**The request:**
Exactly reproduce the entries, dropping any pictures from your copy.

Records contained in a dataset
——
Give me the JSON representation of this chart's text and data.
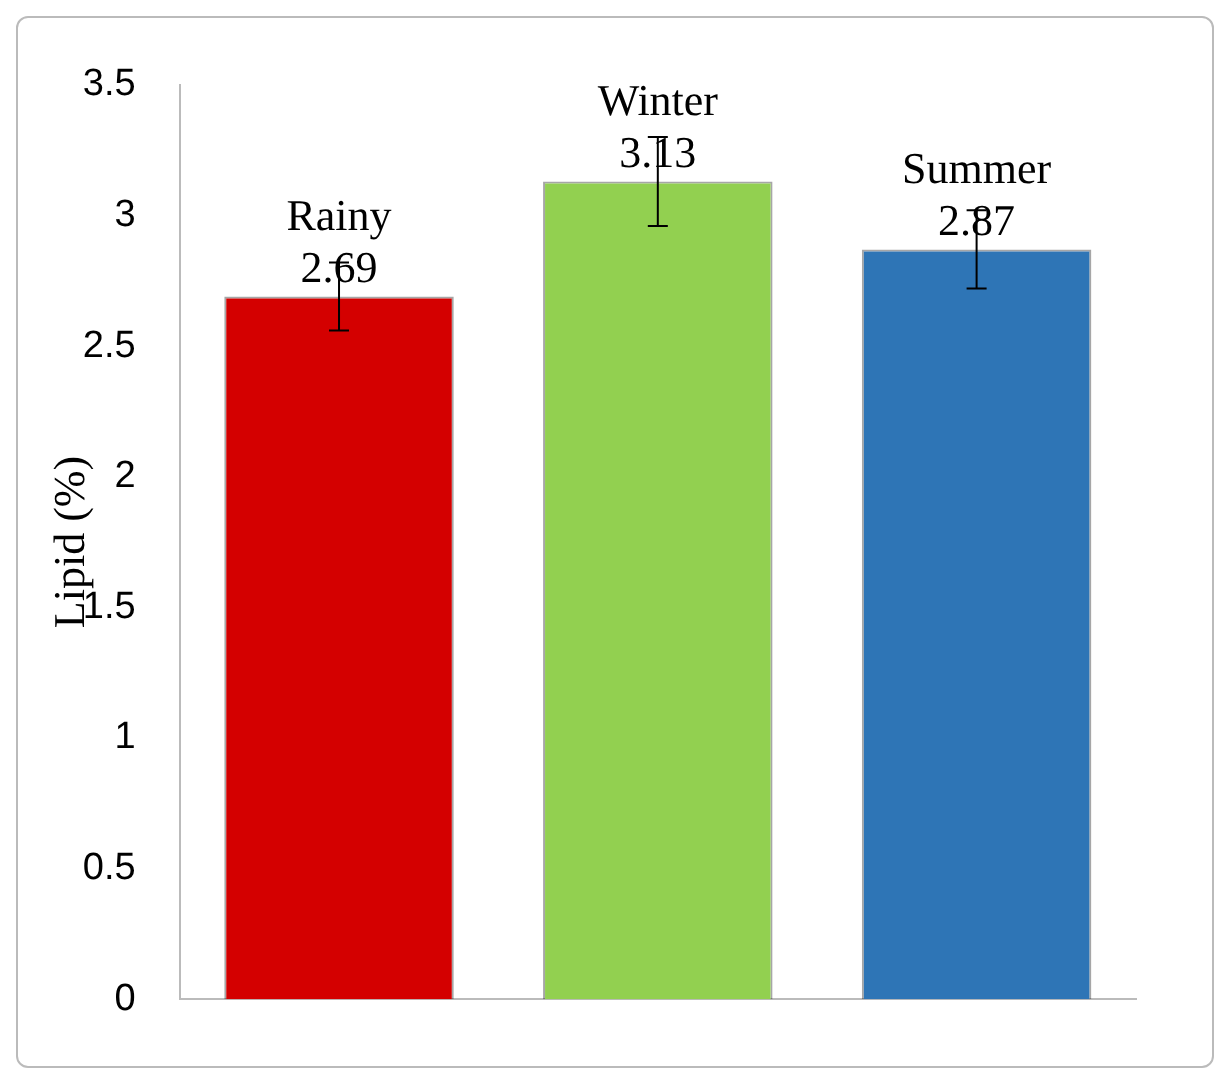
{
  "chart_data": {
    "type": "bar",
    "ylabel": "Lipid (%)",
    "categories": [
      "Rainy",
      "Winter",
      "Summer"
    ],
    "values": [
      2.69,
      3.13,
      2.87
    ],
    "colors": [
      "#d40000",
      "#92d050",
      "#2e75b6"
    ],
    "errors": [
      0.13,
      0.17,
      0.15
    ],
    "ylim": [
      0,
      3.5
    ],
    "yticks": [
      0,
      0.5,
      1,
      1.5,
      2,
      2.5,
      3,
      3.5
    ],
    "data_labels": true,
    "tick_labels": "y",
    "grid": false,
    "legend": false
  }
}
——
**Full answer:**
Give me the JSON representation of this chart's text and data.
{
  "chart_data": {
    "type": "bar",
    "ylabel": "Lipid (%)",
    "categories": [
      "Rainy",
      "Winter",
      "Summer"
    ],
    "values": [
      2.69,
      3.13,
      2.87
    ],
    "colors": [
      "#d40000",
      "#92d050",
      "#2e75b6"
    ],
    "errors": [
      0.13,
      0.17,
      0.15
    ],
    "ylim": [
      0,
      3.5
    ],
    "yticks": [
      0,
      0.5,
      1,
      1.5,
      2,
      2.5,
      3,
      3.5
    ],
    "data_labels": true,
    "tick_labels": "y",
    "grid": false,
    "legend": false
  }
}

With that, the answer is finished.